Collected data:
----

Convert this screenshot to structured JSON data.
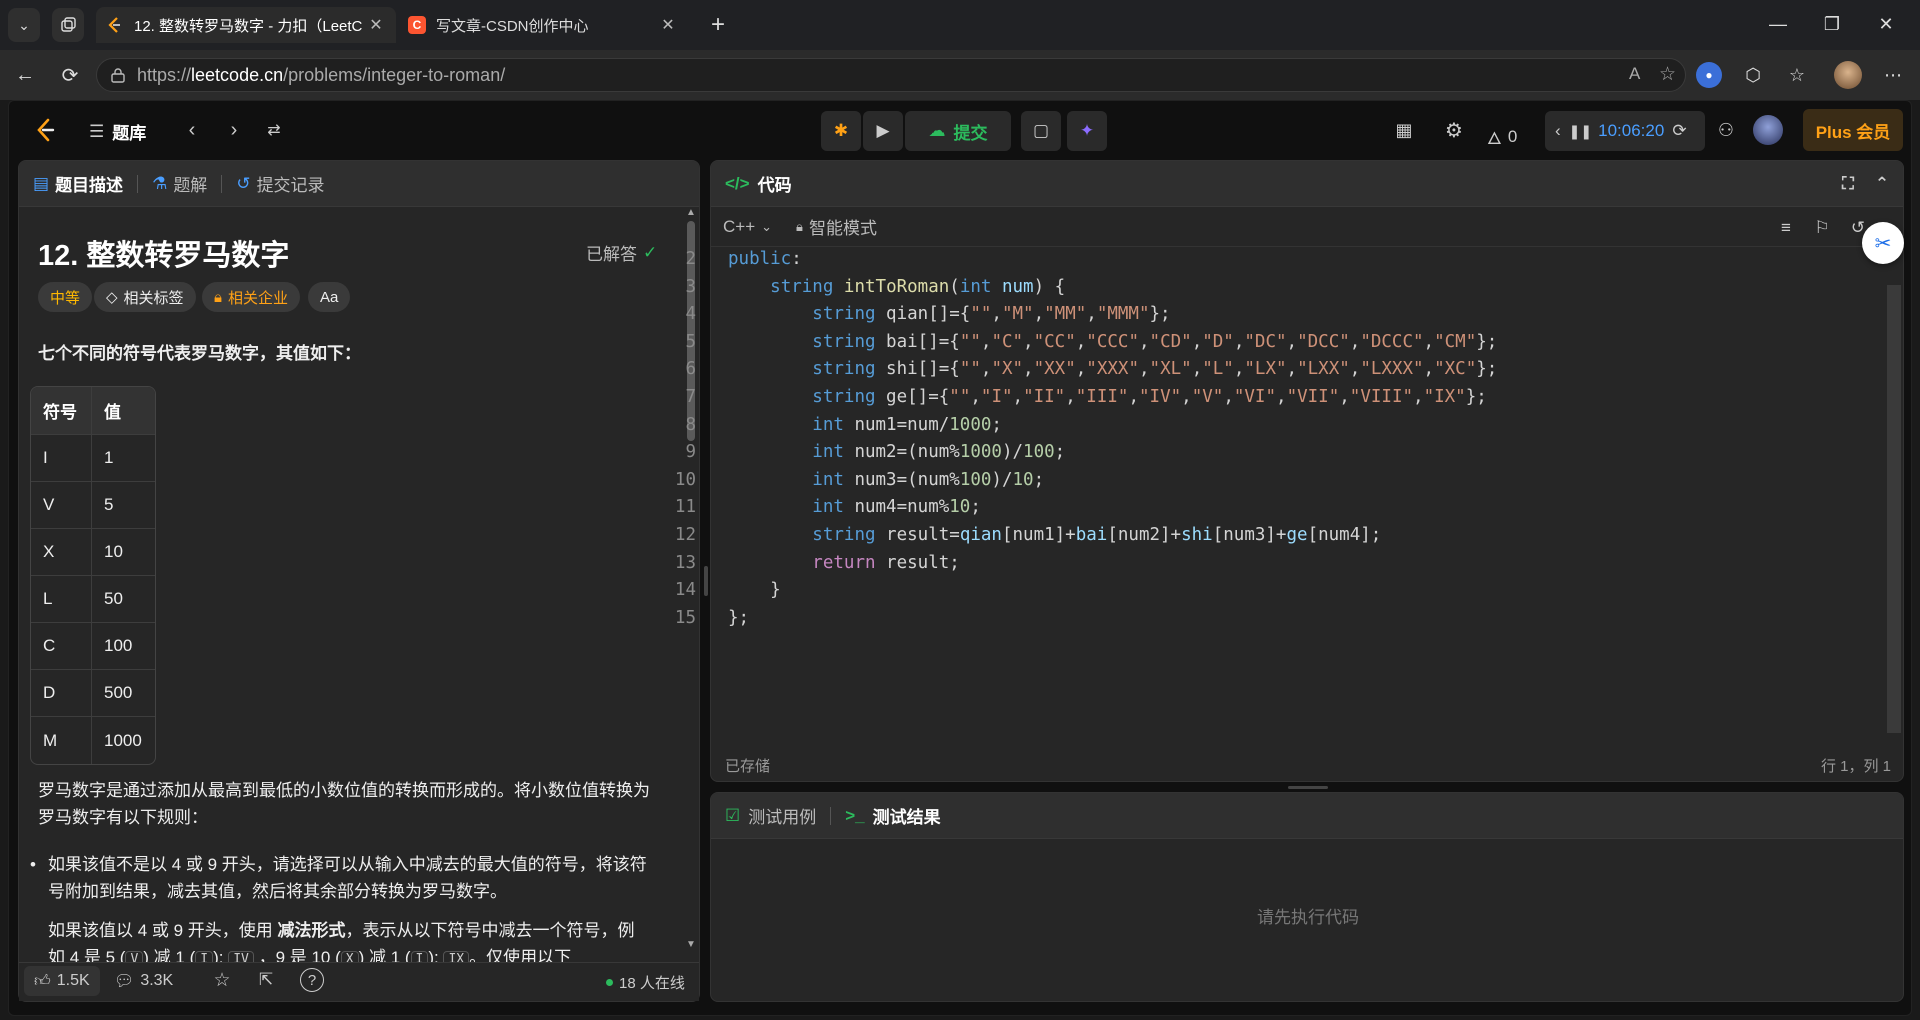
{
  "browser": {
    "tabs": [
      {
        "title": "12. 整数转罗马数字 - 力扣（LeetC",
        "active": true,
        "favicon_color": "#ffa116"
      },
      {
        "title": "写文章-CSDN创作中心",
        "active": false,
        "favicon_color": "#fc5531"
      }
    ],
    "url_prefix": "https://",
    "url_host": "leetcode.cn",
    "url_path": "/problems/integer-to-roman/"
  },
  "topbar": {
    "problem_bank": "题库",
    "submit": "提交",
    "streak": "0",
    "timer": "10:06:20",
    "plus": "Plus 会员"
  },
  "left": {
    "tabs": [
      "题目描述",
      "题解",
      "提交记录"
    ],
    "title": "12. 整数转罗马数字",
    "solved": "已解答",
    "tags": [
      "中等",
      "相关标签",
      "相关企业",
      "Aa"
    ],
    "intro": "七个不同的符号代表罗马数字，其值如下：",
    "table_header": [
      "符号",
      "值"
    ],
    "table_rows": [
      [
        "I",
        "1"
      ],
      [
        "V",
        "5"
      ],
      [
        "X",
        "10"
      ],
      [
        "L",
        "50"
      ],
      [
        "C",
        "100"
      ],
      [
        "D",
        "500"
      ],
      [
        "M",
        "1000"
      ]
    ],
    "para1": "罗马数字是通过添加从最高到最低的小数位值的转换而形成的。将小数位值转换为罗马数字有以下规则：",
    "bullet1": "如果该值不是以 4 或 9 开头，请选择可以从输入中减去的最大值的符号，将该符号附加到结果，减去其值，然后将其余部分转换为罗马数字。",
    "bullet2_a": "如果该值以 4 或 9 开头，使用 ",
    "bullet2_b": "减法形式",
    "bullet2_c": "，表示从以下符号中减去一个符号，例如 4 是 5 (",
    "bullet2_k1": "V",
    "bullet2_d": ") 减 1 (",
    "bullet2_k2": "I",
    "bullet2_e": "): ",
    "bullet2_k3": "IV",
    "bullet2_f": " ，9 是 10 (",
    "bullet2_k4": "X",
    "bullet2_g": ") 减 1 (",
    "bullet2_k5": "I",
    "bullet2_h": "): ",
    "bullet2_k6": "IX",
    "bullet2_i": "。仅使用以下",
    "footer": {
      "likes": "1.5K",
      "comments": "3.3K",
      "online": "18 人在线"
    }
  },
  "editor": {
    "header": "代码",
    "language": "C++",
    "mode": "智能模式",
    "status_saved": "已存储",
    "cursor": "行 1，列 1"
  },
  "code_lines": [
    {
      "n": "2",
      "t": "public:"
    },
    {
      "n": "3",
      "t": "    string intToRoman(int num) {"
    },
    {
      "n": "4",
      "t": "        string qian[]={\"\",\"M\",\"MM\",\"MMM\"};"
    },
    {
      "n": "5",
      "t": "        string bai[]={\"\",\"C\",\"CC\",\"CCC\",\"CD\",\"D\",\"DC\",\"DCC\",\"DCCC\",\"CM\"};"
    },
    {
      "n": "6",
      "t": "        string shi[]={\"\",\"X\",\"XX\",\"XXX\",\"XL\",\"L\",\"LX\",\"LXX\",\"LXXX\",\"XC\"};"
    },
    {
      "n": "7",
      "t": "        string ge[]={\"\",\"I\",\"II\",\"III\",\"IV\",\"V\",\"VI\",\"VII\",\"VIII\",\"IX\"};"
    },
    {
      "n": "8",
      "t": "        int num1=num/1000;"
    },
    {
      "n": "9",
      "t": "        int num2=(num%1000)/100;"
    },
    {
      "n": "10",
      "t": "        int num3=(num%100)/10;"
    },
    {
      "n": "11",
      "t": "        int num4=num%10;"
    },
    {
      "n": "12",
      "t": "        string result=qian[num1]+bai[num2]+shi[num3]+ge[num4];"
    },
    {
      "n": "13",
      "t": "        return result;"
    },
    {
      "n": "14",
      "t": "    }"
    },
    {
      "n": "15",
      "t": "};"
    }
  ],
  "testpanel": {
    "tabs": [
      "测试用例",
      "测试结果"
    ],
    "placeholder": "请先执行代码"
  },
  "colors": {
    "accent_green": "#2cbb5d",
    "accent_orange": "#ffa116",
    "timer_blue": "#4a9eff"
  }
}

----

Given problem: All records must be output exactly as they are, except for the pictures, which are left out.

Answer to this task:
Convert this screenshot to structured JSON data.
{
  "browser": {
    "tabs": [
      {
        "title": "12. 整数转罗马数字 - 力扣（LeetC",
        "active": true,
        "favicon_color": "#ffa116"
      },
      {
        "title": "写文章-CSDN创作中心",
        "active": false,
        "favicon_color": "#fc5531"
      }
    ],
    "url_prefix": "https://",
    "url_host": "leetcode.cn",
    "url_path": "/problems/integer-to-roman/"
  },
  "topbar": {
    "problem_bank": "题库",
    "submit": "提交",
    "streak": "0",
    "timer": "10:06:20",
    "plus": "Plus 会员"
  },
  "left": {
    "tabs": [
      "题目描述",
      "题解",
      "提交记录"
    ],
    "title": "12. 整数转罗马数字",
    "solved": "已解答",
    "tags": [
      "中等",
      "相关标签",
      "相关企业",
      "Aa"
    ],
    "intro": "七个不同的符号代表罗马数字，其值如下：",
    "table_header": [
      "符号",
      "值"
    ],
    "table_rows": [
      [
        "I",
        "1"
      ],
      [
        "V",
        "5"
      ],
      [
        "X",
        "10"
      ],
      [
        "L",
        "50"
      ],
      [
        "C",
        "100"
      ],
      [
        "D",
        "500"
      ],
      [
        "M",
        "1000"
      ]
    ],
    "para1": "罗马数字是通过添加从最高到最低的小数位值的转换而形成的。将小数位值转换为罗马数字有以下规则：",
    "bullet1": "如果该值不是以 4 或 9 开头，请选择可以从输入中减去的最大值的符号，将该符号附加到结果，减去其值，然后将其余部分转换为罗马数字。",
    "bullet2_a": "如果该值以 4 或 9 开头，使用 ",
    "bullet2_b": "减法形式",
    "bullet2_c": "，表示从以下符号中减去一个符号，例如 4 是 5 (",
    "bullet2_k1": "V",
    "bullet2_d": ") 减 1 (",
    "bullet2_k2": "I",
    "bullet2_e": "): ",
    "bullet2_k3": "IV",
    "bullet2_f": " ，9 是 10 (",
    "bullet2_k4": "X",
    "bullet2_g": ") 减 1 (",
    "bullet2_k5": "I",
    "bullet2_h": "): ",
    "bullet2_k6": "IX",
    "bullet2_i": "。仅使用以下",
    "footer": {
      "likes": "1.5K",
      "comments": "3.3K",
      "online": "18 人在线"
    }
  },
  "editor": {
    "header": "代码",
    "language": "C++",
    "mode": "智能模式",
    "status_saved": "已存储",
    "cursor": "行 1，列 1"
  },
  "code_lines": [
    {
      "n": "2",
      "t": "public:"
    },
    {
      "n": "3",
      "t": "    string intToRoman(int num) {"
    },
    {
      "n": "4",
      "t": "        string qian[]={\"\",\"M\",\"MM\",\"MMM\"};"
    },
    {
      "n": "5",
      "t": "        string bai[]={\"\",\"C\",\"CC\",\"CCC\",\"CD\",\"D\",\"DC\",\"DCC\",\"DCCC\",\"CM\"};"
    },
    {
      "n": "6",
      "t": "        string shi[]={\"\",\"X\",\"XX\",\"XXX\",\"XL\",\"L\",\"LX\",\"LXX\",\"LXXX\",\"XC\"};"
    },
    {
      "n": "7",
      "t": "        string ge[]={\"\",\"I\",\"II\",\"III\",\"IV\",\"V\",\"VI\",\"VII\",\"VIII\",\"IX\"};"
    },
    {
      "n": "8",
      "t": "        int num1=num/1000;"
    },
    {
      "n": "9",
      "t": "        int num2=(num%1000)/100;"
    },
    {
      "n": "10",
      "t": "        int num3=(num%100)/10;"
    },
    {
      "n": "11",
      "t": "        int num4=num%10;"
    },
    {
      "n": "12",
      "t": "        string result=qian[num1]+bai[num2]+shi[num3]+ge[num4];"
    },
    {
      "n": "13",
      "t": "        return result;"
    },
    {
      "n": "14",
      "t": "    }"
    },
    {
      "n": "15",
      "t": "};"
    }
  ],
  "testpanel": {
    "tabs": [
      "测试用例",
      "测试结果"
    ],
    "placeholder": "请先执行代码"
  },
  "colors": {
    "accent_green": "#2cbb5d",
    "accent_orange": "#ffa116",
    "timer_blue": "#4a9eff"
  }
}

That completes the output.